■ **WHAT TO WORK ON**:
Extract every line that includes the string "Relative".

(Figure data in JSON)
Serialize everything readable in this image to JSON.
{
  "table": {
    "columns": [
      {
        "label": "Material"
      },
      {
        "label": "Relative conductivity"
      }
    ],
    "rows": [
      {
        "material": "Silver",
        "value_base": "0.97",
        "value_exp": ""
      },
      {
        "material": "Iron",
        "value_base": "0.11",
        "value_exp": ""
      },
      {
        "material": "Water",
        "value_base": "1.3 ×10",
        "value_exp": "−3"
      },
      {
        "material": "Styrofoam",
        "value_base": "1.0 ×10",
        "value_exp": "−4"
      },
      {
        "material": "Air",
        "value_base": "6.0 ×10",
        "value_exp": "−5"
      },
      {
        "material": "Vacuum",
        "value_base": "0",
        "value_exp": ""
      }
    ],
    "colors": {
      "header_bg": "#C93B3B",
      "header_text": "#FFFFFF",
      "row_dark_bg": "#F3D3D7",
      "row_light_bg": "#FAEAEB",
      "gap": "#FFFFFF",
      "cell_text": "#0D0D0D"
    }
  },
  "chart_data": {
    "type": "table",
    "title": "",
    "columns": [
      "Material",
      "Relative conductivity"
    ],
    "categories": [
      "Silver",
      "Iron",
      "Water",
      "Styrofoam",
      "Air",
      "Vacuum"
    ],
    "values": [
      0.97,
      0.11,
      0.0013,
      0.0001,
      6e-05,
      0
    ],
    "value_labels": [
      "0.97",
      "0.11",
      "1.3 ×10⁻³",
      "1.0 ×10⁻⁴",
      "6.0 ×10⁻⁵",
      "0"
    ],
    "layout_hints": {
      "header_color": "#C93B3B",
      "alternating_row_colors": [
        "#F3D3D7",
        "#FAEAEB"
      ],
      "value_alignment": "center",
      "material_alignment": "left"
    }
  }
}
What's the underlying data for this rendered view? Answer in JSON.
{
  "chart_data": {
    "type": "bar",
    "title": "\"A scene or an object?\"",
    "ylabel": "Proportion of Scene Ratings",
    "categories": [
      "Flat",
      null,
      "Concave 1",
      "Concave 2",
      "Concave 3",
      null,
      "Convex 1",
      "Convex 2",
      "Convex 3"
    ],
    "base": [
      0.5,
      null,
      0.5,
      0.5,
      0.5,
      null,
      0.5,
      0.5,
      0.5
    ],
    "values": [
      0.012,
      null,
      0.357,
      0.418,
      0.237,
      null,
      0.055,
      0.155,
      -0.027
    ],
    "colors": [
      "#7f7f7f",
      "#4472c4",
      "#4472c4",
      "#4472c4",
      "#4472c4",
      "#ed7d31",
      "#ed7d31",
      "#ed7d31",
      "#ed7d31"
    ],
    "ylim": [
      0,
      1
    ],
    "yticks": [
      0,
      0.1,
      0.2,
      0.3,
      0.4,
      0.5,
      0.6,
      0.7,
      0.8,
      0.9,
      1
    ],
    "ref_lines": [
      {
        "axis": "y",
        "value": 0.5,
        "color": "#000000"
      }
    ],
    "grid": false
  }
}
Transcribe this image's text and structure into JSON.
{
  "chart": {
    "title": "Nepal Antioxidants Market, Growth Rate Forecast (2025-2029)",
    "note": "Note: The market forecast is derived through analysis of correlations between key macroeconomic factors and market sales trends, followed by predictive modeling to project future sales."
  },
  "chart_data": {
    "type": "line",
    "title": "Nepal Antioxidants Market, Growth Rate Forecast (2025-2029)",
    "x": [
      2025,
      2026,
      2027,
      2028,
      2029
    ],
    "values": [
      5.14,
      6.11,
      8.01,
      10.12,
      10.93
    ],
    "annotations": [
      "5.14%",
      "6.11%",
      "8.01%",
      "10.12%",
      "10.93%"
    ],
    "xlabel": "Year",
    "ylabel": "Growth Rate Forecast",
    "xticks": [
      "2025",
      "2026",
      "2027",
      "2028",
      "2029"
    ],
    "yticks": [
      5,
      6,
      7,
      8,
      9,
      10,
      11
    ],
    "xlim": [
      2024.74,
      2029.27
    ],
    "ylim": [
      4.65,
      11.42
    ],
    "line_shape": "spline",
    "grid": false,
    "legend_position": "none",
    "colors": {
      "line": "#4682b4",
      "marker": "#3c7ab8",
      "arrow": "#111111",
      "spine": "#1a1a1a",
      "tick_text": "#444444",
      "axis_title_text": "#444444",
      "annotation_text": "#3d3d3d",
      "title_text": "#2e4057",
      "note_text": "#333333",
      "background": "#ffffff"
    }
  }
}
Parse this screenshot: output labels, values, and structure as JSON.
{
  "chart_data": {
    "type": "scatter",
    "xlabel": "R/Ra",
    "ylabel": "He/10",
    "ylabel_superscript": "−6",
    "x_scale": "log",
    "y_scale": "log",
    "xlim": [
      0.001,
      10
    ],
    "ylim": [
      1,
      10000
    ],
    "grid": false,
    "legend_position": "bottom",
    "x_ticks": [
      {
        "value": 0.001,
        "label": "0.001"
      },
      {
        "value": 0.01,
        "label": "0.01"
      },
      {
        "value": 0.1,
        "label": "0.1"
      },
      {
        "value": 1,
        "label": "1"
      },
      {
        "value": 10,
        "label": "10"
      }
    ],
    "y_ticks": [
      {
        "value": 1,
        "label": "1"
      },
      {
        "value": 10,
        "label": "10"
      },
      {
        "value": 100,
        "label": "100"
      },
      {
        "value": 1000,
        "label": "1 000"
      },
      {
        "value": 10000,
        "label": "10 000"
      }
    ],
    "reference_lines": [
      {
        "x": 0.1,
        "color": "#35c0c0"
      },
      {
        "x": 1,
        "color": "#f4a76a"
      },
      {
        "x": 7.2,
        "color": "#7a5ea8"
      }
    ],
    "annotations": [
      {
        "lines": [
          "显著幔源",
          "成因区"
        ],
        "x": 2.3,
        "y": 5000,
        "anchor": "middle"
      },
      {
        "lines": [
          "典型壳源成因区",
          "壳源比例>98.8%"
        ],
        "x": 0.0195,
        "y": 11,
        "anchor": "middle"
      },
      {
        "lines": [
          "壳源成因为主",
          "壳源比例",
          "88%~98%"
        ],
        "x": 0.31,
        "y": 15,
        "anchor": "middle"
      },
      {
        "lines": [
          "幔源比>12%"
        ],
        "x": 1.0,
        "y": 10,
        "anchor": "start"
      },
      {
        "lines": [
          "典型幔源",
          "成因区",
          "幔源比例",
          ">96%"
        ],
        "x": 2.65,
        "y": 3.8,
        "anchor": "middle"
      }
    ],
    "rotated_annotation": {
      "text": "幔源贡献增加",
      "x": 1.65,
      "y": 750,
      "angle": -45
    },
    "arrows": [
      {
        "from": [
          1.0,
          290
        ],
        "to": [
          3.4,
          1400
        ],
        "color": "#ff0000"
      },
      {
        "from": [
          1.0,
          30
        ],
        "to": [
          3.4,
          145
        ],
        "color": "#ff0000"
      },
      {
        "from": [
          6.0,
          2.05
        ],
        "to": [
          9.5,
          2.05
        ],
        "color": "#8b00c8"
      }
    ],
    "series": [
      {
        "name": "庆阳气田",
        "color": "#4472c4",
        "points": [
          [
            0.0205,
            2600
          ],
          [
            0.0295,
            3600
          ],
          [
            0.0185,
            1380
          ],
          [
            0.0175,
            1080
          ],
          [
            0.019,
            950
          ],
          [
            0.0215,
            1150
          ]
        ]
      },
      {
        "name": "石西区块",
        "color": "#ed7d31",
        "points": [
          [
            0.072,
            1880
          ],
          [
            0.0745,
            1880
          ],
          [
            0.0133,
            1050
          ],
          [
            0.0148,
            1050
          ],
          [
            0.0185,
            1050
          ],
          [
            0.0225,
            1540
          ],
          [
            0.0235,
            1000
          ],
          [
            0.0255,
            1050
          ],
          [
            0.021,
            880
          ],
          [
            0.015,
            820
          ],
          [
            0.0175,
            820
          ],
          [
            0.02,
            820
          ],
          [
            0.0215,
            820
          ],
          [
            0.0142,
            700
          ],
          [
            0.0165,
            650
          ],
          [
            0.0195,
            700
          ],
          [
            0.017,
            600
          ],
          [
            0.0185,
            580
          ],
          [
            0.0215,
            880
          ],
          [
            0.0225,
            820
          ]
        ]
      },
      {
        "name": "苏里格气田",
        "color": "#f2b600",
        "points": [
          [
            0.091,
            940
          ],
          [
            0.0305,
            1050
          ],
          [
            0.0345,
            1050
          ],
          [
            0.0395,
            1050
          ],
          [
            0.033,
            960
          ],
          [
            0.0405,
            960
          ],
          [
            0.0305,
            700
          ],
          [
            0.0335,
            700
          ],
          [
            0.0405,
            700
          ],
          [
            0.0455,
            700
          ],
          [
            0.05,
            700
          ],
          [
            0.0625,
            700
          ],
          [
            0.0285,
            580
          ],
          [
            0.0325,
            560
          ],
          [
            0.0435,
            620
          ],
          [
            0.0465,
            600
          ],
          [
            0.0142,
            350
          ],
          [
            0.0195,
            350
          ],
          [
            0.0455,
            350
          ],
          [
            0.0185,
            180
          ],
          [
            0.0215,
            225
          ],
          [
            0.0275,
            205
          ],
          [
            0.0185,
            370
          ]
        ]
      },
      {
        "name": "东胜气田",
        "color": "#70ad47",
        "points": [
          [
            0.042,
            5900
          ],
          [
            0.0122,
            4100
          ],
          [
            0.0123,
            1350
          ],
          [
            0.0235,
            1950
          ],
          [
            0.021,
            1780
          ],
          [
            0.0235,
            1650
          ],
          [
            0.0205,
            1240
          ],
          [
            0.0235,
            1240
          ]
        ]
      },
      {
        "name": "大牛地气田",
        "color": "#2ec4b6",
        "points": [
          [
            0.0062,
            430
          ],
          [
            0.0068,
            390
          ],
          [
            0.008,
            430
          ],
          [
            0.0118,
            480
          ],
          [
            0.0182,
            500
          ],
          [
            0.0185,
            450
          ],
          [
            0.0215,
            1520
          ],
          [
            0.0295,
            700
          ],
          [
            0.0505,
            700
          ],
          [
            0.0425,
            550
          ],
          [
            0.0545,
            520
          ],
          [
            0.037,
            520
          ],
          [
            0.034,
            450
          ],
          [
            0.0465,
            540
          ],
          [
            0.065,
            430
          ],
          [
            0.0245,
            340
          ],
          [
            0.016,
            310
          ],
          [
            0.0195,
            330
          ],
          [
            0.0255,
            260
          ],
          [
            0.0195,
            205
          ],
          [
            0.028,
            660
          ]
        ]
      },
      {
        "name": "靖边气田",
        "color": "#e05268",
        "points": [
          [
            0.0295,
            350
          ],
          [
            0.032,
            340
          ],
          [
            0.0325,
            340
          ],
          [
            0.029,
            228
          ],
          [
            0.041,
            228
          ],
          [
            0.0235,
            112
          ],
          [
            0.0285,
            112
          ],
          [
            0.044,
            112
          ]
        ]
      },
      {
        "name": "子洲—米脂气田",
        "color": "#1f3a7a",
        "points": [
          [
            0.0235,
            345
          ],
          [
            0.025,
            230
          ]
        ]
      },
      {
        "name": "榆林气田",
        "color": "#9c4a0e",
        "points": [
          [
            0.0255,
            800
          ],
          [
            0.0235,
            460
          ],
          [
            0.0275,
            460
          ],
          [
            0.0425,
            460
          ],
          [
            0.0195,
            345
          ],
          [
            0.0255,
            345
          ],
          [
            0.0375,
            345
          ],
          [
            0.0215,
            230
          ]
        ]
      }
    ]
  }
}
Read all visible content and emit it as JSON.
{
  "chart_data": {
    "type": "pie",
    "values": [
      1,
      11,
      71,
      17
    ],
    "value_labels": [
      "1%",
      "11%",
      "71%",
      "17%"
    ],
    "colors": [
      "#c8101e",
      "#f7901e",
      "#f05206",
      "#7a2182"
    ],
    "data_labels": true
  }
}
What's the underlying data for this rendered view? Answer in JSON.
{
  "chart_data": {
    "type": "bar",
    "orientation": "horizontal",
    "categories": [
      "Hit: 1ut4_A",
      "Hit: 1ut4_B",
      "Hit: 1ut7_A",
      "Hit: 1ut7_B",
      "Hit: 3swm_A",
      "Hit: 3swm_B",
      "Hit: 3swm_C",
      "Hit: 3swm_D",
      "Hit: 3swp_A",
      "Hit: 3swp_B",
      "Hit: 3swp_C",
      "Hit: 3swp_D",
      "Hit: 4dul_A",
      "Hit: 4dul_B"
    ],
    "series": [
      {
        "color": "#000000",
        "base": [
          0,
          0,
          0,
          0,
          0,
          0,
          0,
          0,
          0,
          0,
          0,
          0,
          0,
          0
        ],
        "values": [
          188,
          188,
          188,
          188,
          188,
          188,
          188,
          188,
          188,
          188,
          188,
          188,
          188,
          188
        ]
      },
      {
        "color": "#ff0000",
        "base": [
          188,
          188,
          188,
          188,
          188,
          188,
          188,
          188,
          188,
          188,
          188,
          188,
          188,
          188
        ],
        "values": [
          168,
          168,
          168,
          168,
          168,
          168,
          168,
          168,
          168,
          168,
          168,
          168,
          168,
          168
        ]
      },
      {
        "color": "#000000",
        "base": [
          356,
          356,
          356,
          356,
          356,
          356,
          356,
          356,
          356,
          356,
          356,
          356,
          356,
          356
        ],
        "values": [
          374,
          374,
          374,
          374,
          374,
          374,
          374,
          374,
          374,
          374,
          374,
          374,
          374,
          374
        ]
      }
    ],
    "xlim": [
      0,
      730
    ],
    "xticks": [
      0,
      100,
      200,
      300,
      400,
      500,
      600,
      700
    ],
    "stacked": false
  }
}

■ **COMPLETE RESPONSE**:
        "label": "Relative conductivity"
      "Relative conductivity"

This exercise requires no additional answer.